*What needs to be done:* Starting from the line containing "Output the text content of this document.", write out the rest of the entries exactly, through the final line, including nothing else.

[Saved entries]
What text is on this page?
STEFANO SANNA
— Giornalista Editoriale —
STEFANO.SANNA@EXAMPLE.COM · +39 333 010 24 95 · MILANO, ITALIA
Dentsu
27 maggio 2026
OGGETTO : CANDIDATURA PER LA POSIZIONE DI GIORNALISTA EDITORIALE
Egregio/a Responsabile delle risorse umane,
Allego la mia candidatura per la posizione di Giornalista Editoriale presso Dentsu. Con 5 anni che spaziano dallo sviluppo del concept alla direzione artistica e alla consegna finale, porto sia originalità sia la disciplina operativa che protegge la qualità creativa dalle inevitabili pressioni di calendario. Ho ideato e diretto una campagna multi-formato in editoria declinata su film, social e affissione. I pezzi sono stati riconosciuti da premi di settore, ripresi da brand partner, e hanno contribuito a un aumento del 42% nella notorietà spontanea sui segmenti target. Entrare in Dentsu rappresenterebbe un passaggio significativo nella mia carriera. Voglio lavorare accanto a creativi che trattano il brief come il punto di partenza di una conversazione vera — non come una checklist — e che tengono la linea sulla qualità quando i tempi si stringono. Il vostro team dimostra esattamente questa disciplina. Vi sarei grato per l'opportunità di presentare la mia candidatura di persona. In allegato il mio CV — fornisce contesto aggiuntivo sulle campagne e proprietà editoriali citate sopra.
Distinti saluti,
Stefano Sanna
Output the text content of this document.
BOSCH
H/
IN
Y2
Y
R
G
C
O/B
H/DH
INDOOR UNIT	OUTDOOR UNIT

*Result of this exercise:*
Output the text content of this document.
BOSCH
H/
IN
Y2
Y
R
G
C
O/B
H/DH
INDOOR UNIT	OUTDOOR UNIT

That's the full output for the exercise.